**Task to complete**: Set down all of the entries word for word, omitting the images they contain.

**Exercise inputs**:
- - -

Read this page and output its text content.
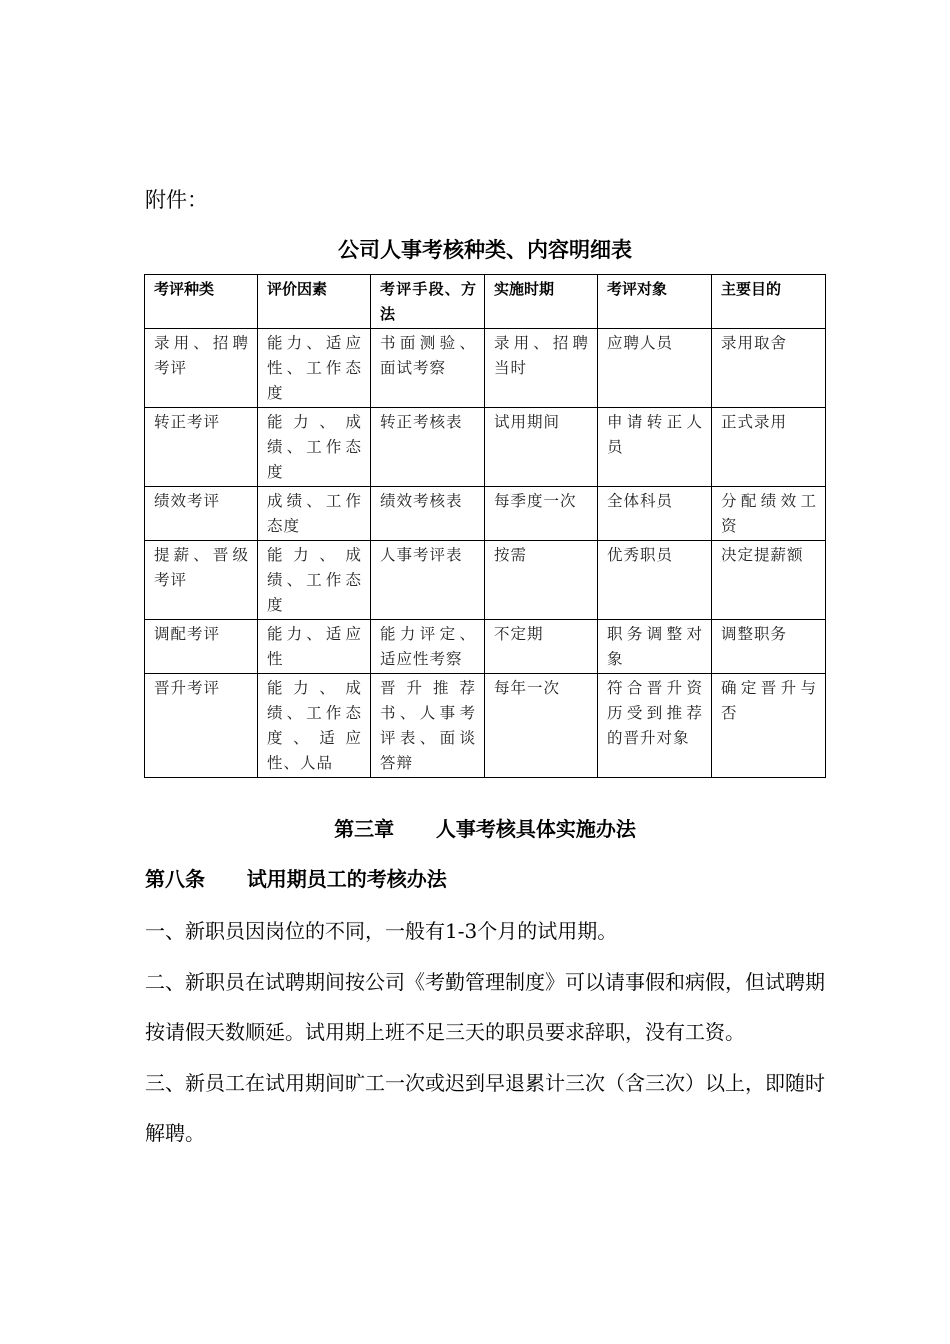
附件：
公司人事考核种类、内容明细表
考评种类	评价因素	考评手段、方法	实施时期	考评对象	主要目的
录用、招聘考评	能力、适应性、工作态度	书面测验、面试考察	录用、招聘当时	应聘人员	录用取舍
转正考评	能力、成绩、工作态度	转正考核表	试用期间	申请转正人员	正式录用
绩效考评	成绩、工作态度	绩效考核表	每季度一次	全体科员	分配绩效工资
提薪、晋级考评	能力、成绩、工作态度	人事考评表	按需	优秀职员	决定提薪额
调配考评	能力、适应性	能力评定、适应性考察	不定期	职务调整对象	调整职务
晋升考评	能力、成绩、工作态度、适应性、人品	晋升推荐书、人事考评表、面谈答辩	每年一次	符合晋升资历受到推荐的晋升对象	确定晋升与否
第三章      人事考核具体实施办法
第八条      试用期员工的考核办法

一、新职员因岗位的不同，一般有1-3个月的试用期。

二、新职员在试聘期间按公司《考勤管理制度》可以请事假和病假，但试聘期按请假天数顺延。试用期上班不足三天的职员要求辞职，没有工资。

三、新员工在试用期间旷工一次或迟到早退累计三次（含三次）以上，即随时解聘。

- - -

**Output**:
Read this page and output its text content.
附件：
公司人事考核种类、内容明细表
考评种类	评价因素	考评手段、方法	实施时期	考评对象	主要目的
录用、招聘考评	能力、适应性、工作态度	书面测验、面试考察	录用、招聘当时	应聘人员	录用取舍
转正考评	能力、成绩、工作态度	转正考核表	试用期间	申请转正人员	正式录用
绩效考评	成绩、工作态度	绩效考核表	每季度一次	全体科员	分配绩效工资
提薪、晋级考评	能力、成绩、工作态度	人事考评表	按需	优秀职员	决定提薪额
调配考评	能力、适应性	能力评定、适应性考察	不定期	职务调整对象	调整职务
晋升考评	能力、成绩、工作态度、适应性、人品	晋升推荐书、人事考评表、面谈答辩	每年一次	符合晋升资历受到推荐的晋升对象	确定晋升与否
第三章      人事考核具体实施办法
第八条      试用期员工的考核办法

一、新职员因岗位的不同，一般有1-3个月的试用期。

二、新职员在试聘期间按公司《考勤管理制度》可以请事假和病假，但试聘期按请假天数顺延。试用期上班不足三天的职员要求辞职，没有工资。

三、新员工在试用期间旷工一次或迟到早退累计三次（含三次）以上，即随时解聘。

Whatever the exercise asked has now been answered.